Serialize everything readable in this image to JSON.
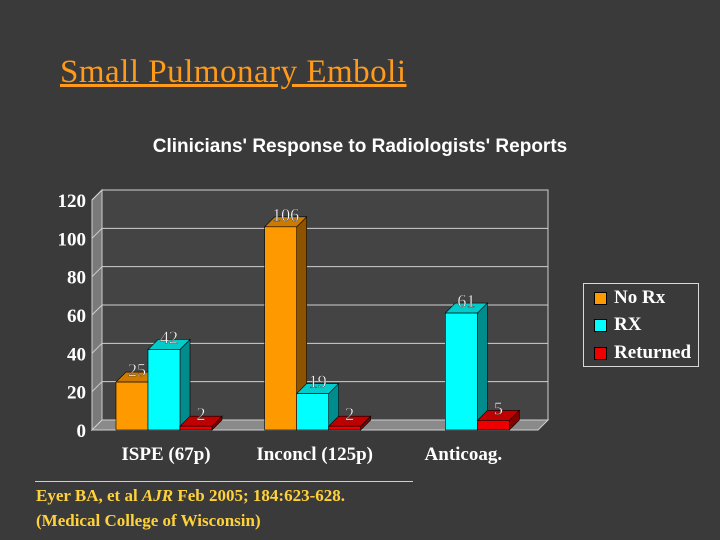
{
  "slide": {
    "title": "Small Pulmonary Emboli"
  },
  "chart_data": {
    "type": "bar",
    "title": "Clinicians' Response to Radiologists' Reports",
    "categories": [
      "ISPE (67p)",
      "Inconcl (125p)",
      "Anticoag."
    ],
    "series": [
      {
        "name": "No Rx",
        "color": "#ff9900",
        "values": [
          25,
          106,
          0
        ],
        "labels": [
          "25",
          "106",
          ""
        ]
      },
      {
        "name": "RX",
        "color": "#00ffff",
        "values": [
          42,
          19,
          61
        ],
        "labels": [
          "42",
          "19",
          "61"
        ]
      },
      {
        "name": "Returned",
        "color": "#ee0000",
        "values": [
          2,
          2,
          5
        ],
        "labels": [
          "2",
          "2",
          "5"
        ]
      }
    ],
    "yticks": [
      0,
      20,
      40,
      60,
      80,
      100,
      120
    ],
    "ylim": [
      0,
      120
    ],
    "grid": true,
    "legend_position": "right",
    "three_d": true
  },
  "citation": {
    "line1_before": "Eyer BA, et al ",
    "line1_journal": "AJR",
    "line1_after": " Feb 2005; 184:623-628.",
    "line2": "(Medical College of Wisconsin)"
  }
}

---*---

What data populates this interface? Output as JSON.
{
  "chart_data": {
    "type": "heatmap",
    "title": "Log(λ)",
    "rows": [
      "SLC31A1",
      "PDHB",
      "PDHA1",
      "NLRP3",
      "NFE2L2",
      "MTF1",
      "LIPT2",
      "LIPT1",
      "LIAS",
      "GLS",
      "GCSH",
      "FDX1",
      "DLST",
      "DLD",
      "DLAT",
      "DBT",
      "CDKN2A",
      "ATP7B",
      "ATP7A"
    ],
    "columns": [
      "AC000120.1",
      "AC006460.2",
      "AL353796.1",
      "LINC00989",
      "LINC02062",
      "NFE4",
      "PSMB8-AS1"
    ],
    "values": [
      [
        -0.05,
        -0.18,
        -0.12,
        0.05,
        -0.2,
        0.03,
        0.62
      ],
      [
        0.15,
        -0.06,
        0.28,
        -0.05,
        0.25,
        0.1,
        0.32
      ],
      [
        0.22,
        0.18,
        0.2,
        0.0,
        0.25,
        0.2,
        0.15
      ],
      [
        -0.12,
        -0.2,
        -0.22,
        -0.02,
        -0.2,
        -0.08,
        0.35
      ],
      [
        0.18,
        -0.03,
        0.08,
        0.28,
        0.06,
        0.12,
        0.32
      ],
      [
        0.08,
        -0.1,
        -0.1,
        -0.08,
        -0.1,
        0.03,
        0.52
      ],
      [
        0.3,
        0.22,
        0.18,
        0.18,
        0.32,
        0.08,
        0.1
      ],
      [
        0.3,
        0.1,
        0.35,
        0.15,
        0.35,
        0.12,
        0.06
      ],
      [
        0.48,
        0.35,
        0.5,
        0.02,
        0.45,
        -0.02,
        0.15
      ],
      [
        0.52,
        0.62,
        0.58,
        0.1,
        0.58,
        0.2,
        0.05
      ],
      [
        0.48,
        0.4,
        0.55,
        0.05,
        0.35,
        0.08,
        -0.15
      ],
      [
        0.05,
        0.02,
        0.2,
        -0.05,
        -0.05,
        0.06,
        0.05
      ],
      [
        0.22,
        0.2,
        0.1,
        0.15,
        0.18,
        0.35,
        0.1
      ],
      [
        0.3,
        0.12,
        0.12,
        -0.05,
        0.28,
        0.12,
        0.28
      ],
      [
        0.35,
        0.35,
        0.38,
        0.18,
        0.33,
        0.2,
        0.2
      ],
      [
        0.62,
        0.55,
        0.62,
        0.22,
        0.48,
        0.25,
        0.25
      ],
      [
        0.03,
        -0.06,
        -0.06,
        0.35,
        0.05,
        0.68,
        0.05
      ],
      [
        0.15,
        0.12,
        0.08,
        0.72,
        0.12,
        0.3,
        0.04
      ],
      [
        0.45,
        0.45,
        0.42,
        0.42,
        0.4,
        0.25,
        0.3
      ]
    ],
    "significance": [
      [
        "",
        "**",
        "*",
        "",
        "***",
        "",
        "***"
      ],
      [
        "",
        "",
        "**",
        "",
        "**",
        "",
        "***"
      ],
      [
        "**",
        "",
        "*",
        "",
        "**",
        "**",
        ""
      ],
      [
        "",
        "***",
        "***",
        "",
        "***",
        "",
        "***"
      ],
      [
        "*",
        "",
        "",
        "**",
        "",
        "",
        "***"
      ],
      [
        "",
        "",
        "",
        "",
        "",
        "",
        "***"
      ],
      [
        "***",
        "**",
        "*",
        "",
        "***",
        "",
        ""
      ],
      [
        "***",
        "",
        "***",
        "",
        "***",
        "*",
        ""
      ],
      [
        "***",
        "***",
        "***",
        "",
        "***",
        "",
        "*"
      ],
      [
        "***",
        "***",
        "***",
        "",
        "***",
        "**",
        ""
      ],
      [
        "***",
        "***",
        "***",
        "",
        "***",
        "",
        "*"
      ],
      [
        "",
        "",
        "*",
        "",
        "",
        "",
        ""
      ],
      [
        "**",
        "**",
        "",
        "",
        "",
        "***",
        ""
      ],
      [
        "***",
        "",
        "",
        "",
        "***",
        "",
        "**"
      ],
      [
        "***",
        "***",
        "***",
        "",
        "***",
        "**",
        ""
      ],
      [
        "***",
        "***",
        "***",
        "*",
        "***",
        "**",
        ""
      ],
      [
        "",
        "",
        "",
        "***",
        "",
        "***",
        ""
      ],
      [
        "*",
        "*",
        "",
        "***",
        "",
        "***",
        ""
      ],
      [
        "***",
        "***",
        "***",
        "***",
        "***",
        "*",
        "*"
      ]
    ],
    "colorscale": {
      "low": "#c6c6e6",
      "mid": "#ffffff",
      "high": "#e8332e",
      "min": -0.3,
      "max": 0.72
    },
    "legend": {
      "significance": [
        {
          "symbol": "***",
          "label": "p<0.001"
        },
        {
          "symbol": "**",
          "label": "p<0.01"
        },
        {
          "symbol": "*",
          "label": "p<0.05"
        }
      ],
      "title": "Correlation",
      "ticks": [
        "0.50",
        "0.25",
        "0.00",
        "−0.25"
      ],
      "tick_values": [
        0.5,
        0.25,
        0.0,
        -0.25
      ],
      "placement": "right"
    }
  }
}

---*---

*DO THIS*
For each line of the listing that holds the word "JSON", show that line.

*SOLUTION FOR THIS PROBLEM*
Serialize everything readable in this image to JSON.
What data populates this interface? Output as JSON.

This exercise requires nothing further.